What this task involves:
Extract from the listing each line in which the word "structured" appears.

Data tied to figure images:

* * *

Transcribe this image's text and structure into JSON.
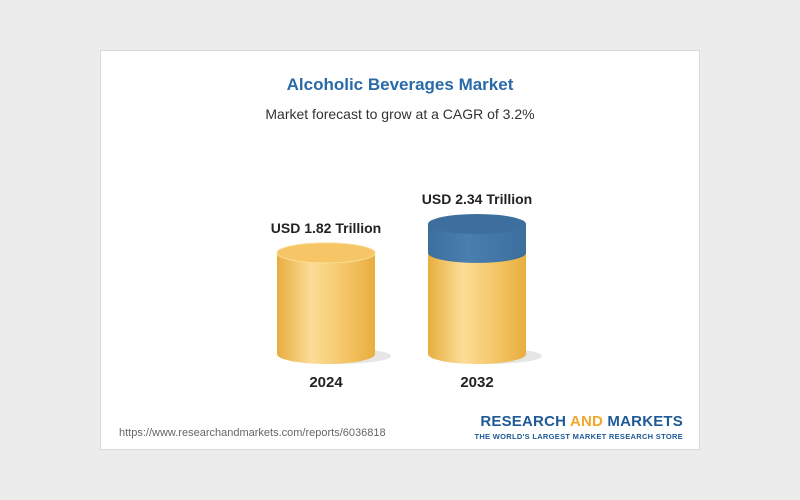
{
  "colors": {
    "title": "#2a6aa8",
    "bar_fill": "#f5c566",
    "bar_light": "#fbdd97",
    "bar_shadow": "#e8ad3f",
    "growth_fill": "#4a7eae",
    "growth_top": "#3c6f9e",
    "brand_blue": "#1f5a96",
    "brand_orange": "#f0a72c"
  },
  "chart_data": {
    "type": "bar",
    "title": "Alcoholic Beverages Market",
    "subtitle": "Market forecast to grow at a CAGR of 3.2%",
    "categories": [
      "2024",
      "2032"
    ],
    "values": [
      1.82,
      2.34
    ],
    "value_labels": [
      "USD 1.82 Trillion",
      "USD 2.34 Trillion"
    ],
    "unit": "USD Trillion",
    "ylim": [
      0,
      2.34
    ],
    "grid": false,
    "legend": "none"
  },
  "footer": {
    "source_url": "https://www.researchandmarkets.com/reports/6036818",
    "brand_part1": "RESEARCH ",
    "brand_part2": "AND",
    "brand_part3": " MARKETS",
    "brand_tagline": "THE WORLD'S LARGEST MARKET RESEARCH STORE"
  }
}
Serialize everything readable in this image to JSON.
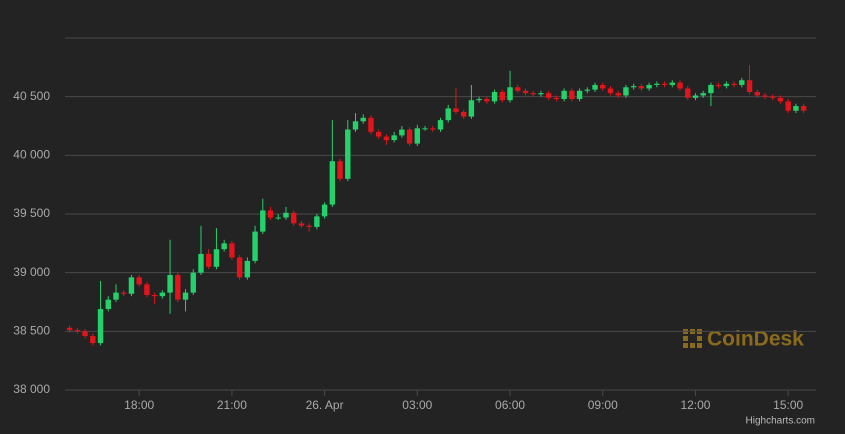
{
  "chart_data": {
    "type": "candlestick",
    "x": [
      15.75,
      16,
      16.25,
      16.5,
      16.75,
      17,
      17.25,
      17.5,
      17.75,
      18,
      18.25,
      18.5,
      18.75,
      19,
      19.25,
      19.5,
      19.75,
      20,
      20.25,
      20.5,
      20.75,
      21,
      21.25,
      21.5,
      21.75,
      22,
      22.25,
      22.5,
      22.75,
      23,
      23.25,
      23.5,
      23.75,
      24,
      24.25,
      24.5,
      24.75,
      25,
      25.25,
      25.5,
      25.75,
      26,
      26.25,
      26.5,
      26.75,
      27,
      27.25,
      27.5,
      27.75,
      28,
      28.25,
      28.5,
      28.75,
      29,
      29.25,
      29.5,
      29.75,
      30,
      30.25,
      30.5,
      30.75,
      31,
      31.25,
      31.5,
      31.75,
      32,
      32.25,
      32.5,
      32.75,
      33,
      33.25,
      33.5,
      33.75,
      34,
      34.25,
      34.5,
      34.75,
      35,
      35.25,
      35.5,
      35.75,
      36,
      36.25,
      36.5,
      36.75,
      37,
      37.25,
      37.5,
      37.75,
      38,
      38.25,
      38.5,
      38.75,
      39,
      39.25,
      39.5
    ],
    "open": [
      38530,
      38510,
      38500,
      38460,
      38400,
      38690,
      38770,
      38830,
      38820,
      38960,
      38900,
      38810,
      38800,
      38830,
      38980,
      38770,
      38830,
      39000,
      39160,
      39050,
      39200,
      39250,
      39130,
      38960,
      39100,
      39350,
      39530,
      39470,
      39470,
      39510,
      39420,
      39400,
      39390,
      39480,
      39580,
      39950,
      39800,
      40220,
      40290,
      40320,
      40200,
      40160,
      40130,
      40170,
      40220,
      40100,
      40230,
      40230,
      40220,
      40300,
      40400,
      40370,
      40330,
      40470,
      40480,
      40460,
      40540,
      40470,
      40580,
      40550,
      40530,
      40520,
      40530,
      40490,
      40480,
      40550,
      40480,
      40550,
      40560,
      40600,
      40570,
      40530,
      40510,
      40580,
      40590,
      40570,
      40600,
      40610,
      40600,
      40620,
      40570,
      40490,
      40510,
      40530,
      40600,
      40590,
      40610,
      40600,
      40640,
      40540,
      40510,
      40500,
      40490,
      40460,
      40380,
      40420
    ],
    "high": [
      38550,
      38530,
      38520,
      38480,
      38930,
      38800,
      38900,
      38850,
      38980,
      38980,
      38920,
      38830,
      38850,
      39280,
      39000,
      38860,
      39030,
      39400,
      39200,
      39380,
      39280,
      39270,
      39150,
      39130,
      39400,
      39630,
      39560,
      39500,
      39560,
      39530,
      39440,
      39420,
      39500,
      39600,
      40300,
      39970,
      40300,
      40360,
      40350,
      40340,
      40220,
      40180,
      40200,
      40250,
      40240,
      40260,
      40250,
      40250,
      40320,
      40430,
      40570,
      40390,
      40600,
      40500,
      40500,
      40560,
      40560,
      40720,
      40600,
      40570,
      40550,
      40550,
      40550,
      40510,
      40570,
      40570,
      40570,
      40580,
      40620,
      40620,
      40590,
      40550,
      40600,
      40610,
      40610,
      40620,
      40630,
      40630,
      40640,
      40640,
      40590,
      40530,
      40550,
      40620,
      40620,
      40630,
      40630,
      40660,
      40770,
      40560,
      40530,
      40520,
      40510,
      40480,
      40440,
      40440
    ],
    "low": [
      38490,
      38480,
      38440,
      38380,
      38380,
      38670,
      38750,
      38800,
      38800,
      38880,
      38790,
      38730,
      38780,
      38650,
      38750,
      38670,
      38810,
      38980,
      39030,
      39030,
      39180,
      39110,
      38940,
      38940,
      39080,
      39330,
      39450,
      39450,
      39450,
      39400,
      39380,
      39350,
      39370,
      39460,
      39560,
      39780,
      39780,
      40200,
      40270,
      40180,
      40140,
      40090,
      40110,
      40150,
      40080,
      40080,
      40210,
      40200,
      40200,
      40280,
      40350,
      40310,
      40310,
      40450,
      40440,
      40440,
      40450,
      40450,
      40530,
      40510,
      40500,
      40500,
      40470,
      40460,
      40460,
      40460,
      40460,
      40530,
      40540,
      40550,
      40510,
      40490,
      40490,
      40560,
      40550,
      40550,
      40580,
      40580,
      40580,
      40550,
      40470,
      40470,
      40490,
      40420,
      40570,
      40570,
      40580,
      40580,
      40520,
      40490,
      40480,
      40470,
      40440,
      40360,
      40360,
      40360
    ],
    "close": [
      38510,
      38500,
      38460,
      38400,
      38690,
      38770,
      38830,
      38820,
      38960,
      38900,
      38810,
      38800,
      38830,
      38980,
      38770,
      38830,
      39000,
      39160,
      39050,
      39200,
      39250,
      39130,
      38960,
      39100,
      39350,
      39530,
      39470,
      39470,
      39510,
      39420,
      39400,
      39390,
      39480,
      39580,
      39950,
      39800,
      40220,
      40290,
      40320,
      40200,
      40160,
      40130,
      40170,
      40220,
      40100,
      40230,
      40230,
      40220,
      40300,
      40400,
      40370,
      40330,
      40470,
      40480,
      40460,
      40540,
      40470,
      40580,
      40550,
      40530,
      40520,
      40530,
      40490,
      40480,
      40550,
      40480,
      40550,
      40560,
      40600,
      40570,
      40530,
      40510,
      40580,
      40590,
      40570,
      40600,
      40610,
      40600,
      40620,
      40570,
      40490,
      40510,
      40530,
      40600,
      40590,
      40610,
      40600,
      40640,
      40540,
      40510,
      40500,
      40490,
      40460,
      40380,
      40420,
      40380
    ],
    "up_color": "#25d16b",
    "down_color": "#e3141b",
    "ylim": [
      38000,
      41000
    ],
    "yticks": [
      {
        "value": 38000,
        "label": "38 000"
      },
      {
        "value": 38500,
        "label": "38 500"
      },
      {
        "value": 39000,
        "label": "39 000"
      },
      {
        "value": 39500,
        "label": "39 500"
      },
      {
        "value": 40000,
        "label": "40 000"
      },
      {
        "value": 40500,
        "label": "40 500"
      }
    ],
    "xlim": [
      15.6,
      39.9
    ],
    "xticks": [
      {
        "value": 18,
        "label": "18:00"
      },
      {
        "value": 21,
        "label": "21:00"
      },
      {
        "value": 24,
        "label": "26. Apr"
      },
      {
        "value": 27,
        "label": "03:00"
      },
      {
        "value": 30,
        "label": "06:00"
      },
      {
        "value": 33,
        "label": "09:00"
      },
      {
        "value": 36,
        "label": "12:00"
      },
      {
        "value": 39,
        "label": "15:00"
      }
    ],
    "grid": true,
    "watermark": "CoinDesk",
    "credits": "Highcharts.com"
  }
}
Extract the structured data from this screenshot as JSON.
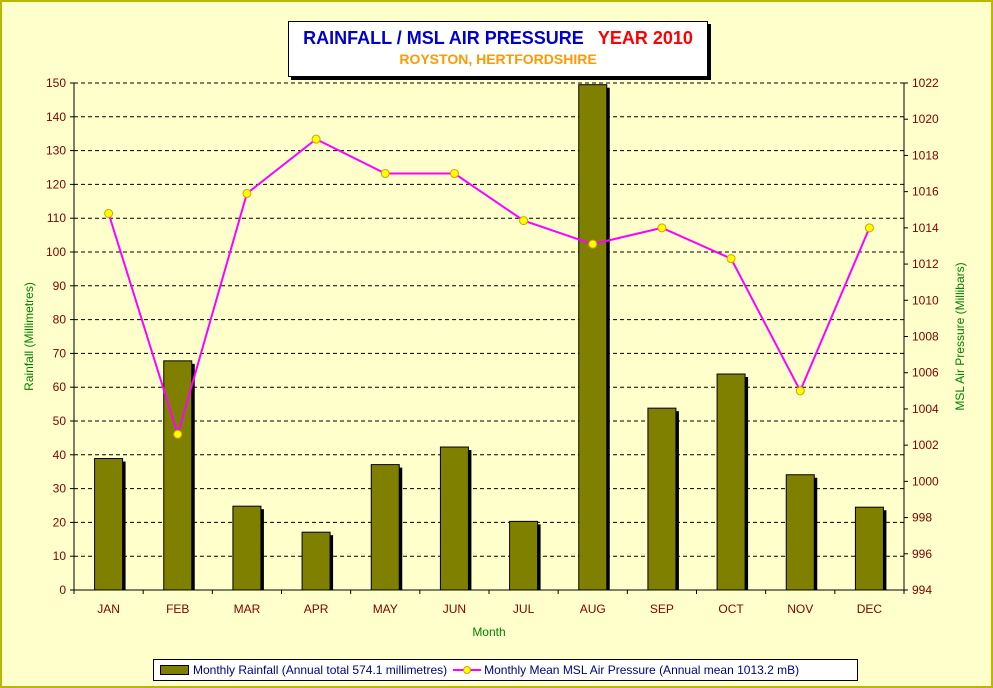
{
  "colors": {
    "background": "#ffffcc",
    "bar": "#808000",
    "line": "#ff00ff",
    "marker": "#ffff00",
    "tick_text": "#800000",
    "axis_title": "#008000",
    "title_main": "#0000cc",
    "title_year": "#ff0000",
    "subtitle": "#ff9900"
  },
  "chart_data": {
    "type": "bar",
    "title": "RAINFALL / MSL AIR PRESSURE",
    "title_year": "YEAR 2010",
    "subtitle": "ROYSTON, HERTFORDSHIRE",
    "xlabel": "Month",
    "ylabel_left": "Rainfall (Millimetres)",
    "ylabel_right": "MSL Air Pressure (Millibars)",
    "categories": [
      "JAN",
      "FEB",
      "MAR",
      "APR",
      "MAY",
      "JUN",
      "JUL",
      "AUG",
      "SEP",
      "OCT",
      "NOV",
      "DEC"
    ],
    "ylim_left": [
      0,
      150
    ],
    "yticks_left": [
      0,
      10,
      20,
      30,
      40,
      50,
      60,
      70,
      80,
      90,
      100,
      110,
      120,
      130,
      140,
      150
    ],
    "ylim_right": [
      994,
      1022
    ],
    "yticks_right": [
      994,
      996,
      998,
      1000,
      1002,
      1004,
      1006,
      1008,
      1010,
      1012,
      1014,
      1016,
      1018,
      1020,
      1022
    ],
    "grid": true,
    "legend_position": "bottom",
    "series": [
      {
        "name": "Monthly Rainfall (Annual total 574.1 millimetres)",
        "type": "bar",
        "axis": "left",
        "values": [
          38.9,
          67.8,
          24.8,
          17.1,
          37.1,
          42.3,
          20.3,
          149.5,
          53.8,
          63.9,
          34.1,
          24.5
        ]
      },
      {
        "name": "Monthly Mean MSL Air Pressure (Annual mean 1013.2 mB)",
        "type": "line",
        "axis": "right",
        "values": [
          1014.8,
          1002.6,
          1015.9,
          1018.9,
          1017.0,
          1017.0,
          1014.4,
          1013.1,
          1014.0,
          1012.3,
          1005.0,
          1014.0
        ]
      }
    ]
  }
}
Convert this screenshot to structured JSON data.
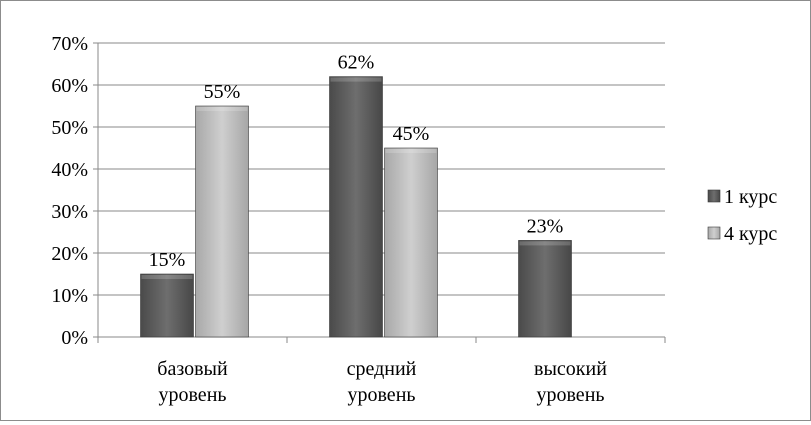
{
  "chart_data": {
    "type": "bar",
    "categories": [
      "базовый уровень",
      "средний уровень",
      "высокий уровень"
    ],
    "category_lines": [
      [
        "базовый",
        "уровень"
      ],
      [
        "средний",
        "уровень"
      ],
      [
        "высокий",
        "уровень"
      ]
    ],
    "series": [
      {
        "name": "1 курс",
        "values": [
          15,
          62,
          23
        ],
        "color": "#5f5f5f"
      },
      {
        "name": "4 курс",
        "values": [
          55,
          45,
          null
        ],
        "color": "#bdbdbd"
      }
    ],
    "data_labels": [
      [
        "15%",
        "62%",
        "23%"
      ],
      [
        "55%",
        "45%",
        ""
      ]
    ],
    "ylim": [
      0,
      70
    ],
    "yticks": [
      0,
      10,
      20,
      30,
      40,
      50,
      60,
      70
    ],
    "ytick_labels": [
      "0%",
      "10%",
      "20%",
      "30%",
      "40%",
      "50%",
      "60%",
      "70%"
    ],
    "grid": true,
    "legend_position": "right",
    "title": "",
    "xlabel": "",
    "ylabel": ""
  }
}
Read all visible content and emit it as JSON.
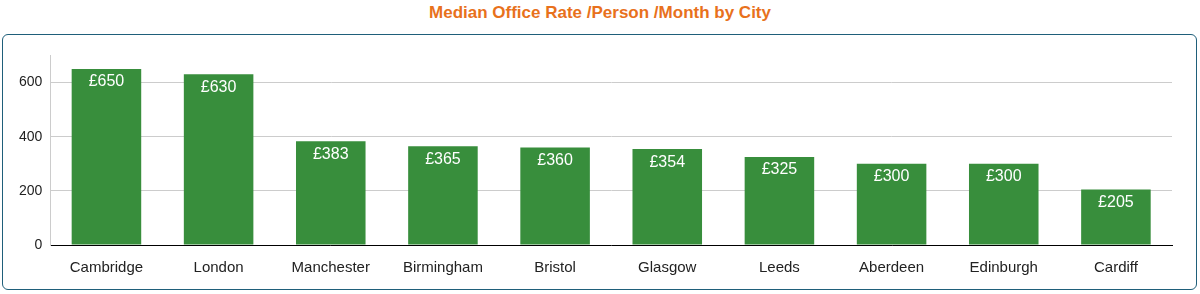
{
  "chart_data": {
    "type": "bar",
    "title": "Median Office Rate /Person /Month by City",
    "categories": [
      "Cambridge",
      "London",
      "Manchester",
      "Birmingham",
      "Bristol",
      "Glasgow",
      "Leeds",
      "Aberdeen",
      "Edinburgh",
      "Cardiff"
    ],
    "values": [
      650,
      630,
      383,
      365,
      360,
      354,
      325,
      300,
      300,
      205
    ],
    "value_labels": [
      "£650",
      "£630",
      "£383",
      "£365",
      "£360",
      "£354",
      "£325",
      "£300",
      "£300",
      "£205"
    ],
    "color": "#388e3c",
    "ylim": [
      0,
      700
    ],
    "yticks": [
      0,
      200,
      400,
      600
    ],
    "grid": true,
    "data_labels": true
  }
}
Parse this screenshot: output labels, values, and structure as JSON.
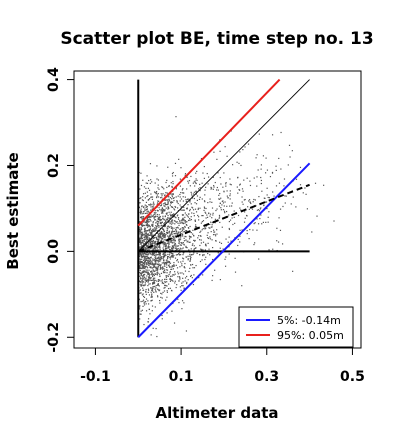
{
  "chart_data": {
    "type": "scatter",
    "title": "Scatter plot BE, time step no. 13",
    "xlabel": "Altimeter data",
    "ylabel": "Best estimate",
    "xlim": [
      -0.15,
      0.52
    ],
    "ylim": [
      -0.225,
      0.42
    ],
    "xticks": [
      -0.1,
      0.1,
      0.3,
      0.5
    ],
    "xtick_labels": [
      "-0.1",
      "0.1",
      "0.3",
      "0.5"
    ],
    "yticks": [
      -0.2,
      0.0,
      0.2,
      0.4
    ],
    "ytick_labels": [
      "-0.2",
      "0.0",
      "0.2",
      "0.4"
    ],
    "grid": false,
    "legend_position": "bottom-right",
    "legend": [
      {
        "label": "5%: -0.14m",
        "color": "#1a1aff"
      },
      {
        "label": "95%:  0.05m",
        "color": "#e8201c"
      }
    ],
    "point_color": "#555555",
    "scatter_cloud": {
      "x_range": [
        0.0,
        0.47
      ],
      "y_range": [
        -0.2,
        0.41
      ],
      "center": [
        0.03,
        0.0
      ],
      "approx_points": 2500
    },
    "reference_lines": [
      {
        "name": "vertical axis line",
        "color": "#000000",
        "style": "solid",
        "points": [
          [
            0.0,
            -0.2
          ],
          [
            0.0,
            0.4
          ]
        ]
      },
      {
        "name": "horizontal zero line",
        "color": "#000000",
        "style": "solid",
        "points": [
          [
            0.0,
            0.0
          ],
          [
            0.4,
            0.0
          ]
        ]
      },
      {
        "name": "1:1 line",
        "color": "#000000",
        "style": "solid-thin",
        "points": [
          [
            0.0,
            0.0
          ],
          [
            0.4,
            0.4
          ]
        ]
      },
      {
        "name": "5% line",
        "color": "#1a1aff",
        "style": "solid",
        "points": [
          [
            0.0,
            -0.2
          ],
          [
            0.4,
            0.205
          ]
        ]
      },
      {
        "name": "95% line",
        "color": "#e8201c",
        "style": "solid",
        "points": [
          [
            0.0,
            0.06
          ],
          [
            0.33,
            0.4
          ]
        ]
      },
      {
        "name": "fit line",
        "color": "#000000",
        "style": "dashed",
        "points": [
          [
            0.0,
            0.0
          ],
          [
            0.4,
            0.155
          ]
        ]
      }
    ]
  }
}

* * *

Correct response:
Extract the structured data from this screenshot as JSON.
Convert this screenshot to structured JSON data.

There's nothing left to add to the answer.